>>

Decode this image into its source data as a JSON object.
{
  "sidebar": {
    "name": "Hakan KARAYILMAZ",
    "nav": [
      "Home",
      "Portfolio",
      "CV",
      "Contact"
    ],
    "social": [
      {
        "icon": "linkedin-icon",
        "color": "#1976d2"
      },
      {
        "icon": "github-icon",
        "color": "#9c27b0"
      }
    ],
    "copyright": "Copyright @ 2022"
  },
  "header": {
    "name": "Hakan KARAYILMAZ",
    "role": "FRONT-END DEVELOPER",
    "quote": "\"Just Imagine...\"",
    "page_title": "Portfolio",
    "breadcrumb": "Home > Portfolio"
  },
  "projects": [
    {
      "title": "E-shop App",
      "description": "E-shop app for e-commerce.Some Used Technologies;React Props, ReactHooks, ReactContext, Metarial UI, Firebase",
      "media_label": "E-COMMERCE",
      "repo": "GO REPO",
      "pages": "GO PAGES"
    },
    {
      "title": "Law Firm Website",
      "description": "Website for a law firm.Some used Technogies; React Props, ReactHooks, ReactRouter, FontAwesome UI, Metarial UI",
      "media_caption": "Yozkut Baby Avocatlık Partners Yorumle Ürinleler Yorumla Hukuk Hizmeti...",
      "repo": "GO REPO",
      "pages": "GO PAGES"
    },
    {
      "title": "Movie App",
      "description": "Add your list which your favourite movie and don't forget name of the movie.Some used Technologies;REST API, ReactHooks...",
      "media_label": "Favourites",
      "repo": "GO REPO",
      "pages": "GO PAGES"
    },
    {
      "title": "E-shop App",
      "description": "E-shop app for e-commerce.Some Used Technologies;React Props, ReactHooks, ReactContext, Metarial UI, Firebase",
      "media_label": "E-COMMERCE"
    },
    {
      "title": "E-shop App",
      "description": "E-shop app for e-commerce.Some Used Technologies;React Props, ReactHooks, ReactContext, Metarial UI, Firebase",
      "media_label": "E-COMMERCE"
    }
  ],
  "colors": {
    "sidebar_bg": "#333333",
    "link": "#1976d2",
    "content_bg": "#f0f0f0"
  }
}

<<

Write only the number of lines in the records that include the word "Website".

**THE ANSWER:** 2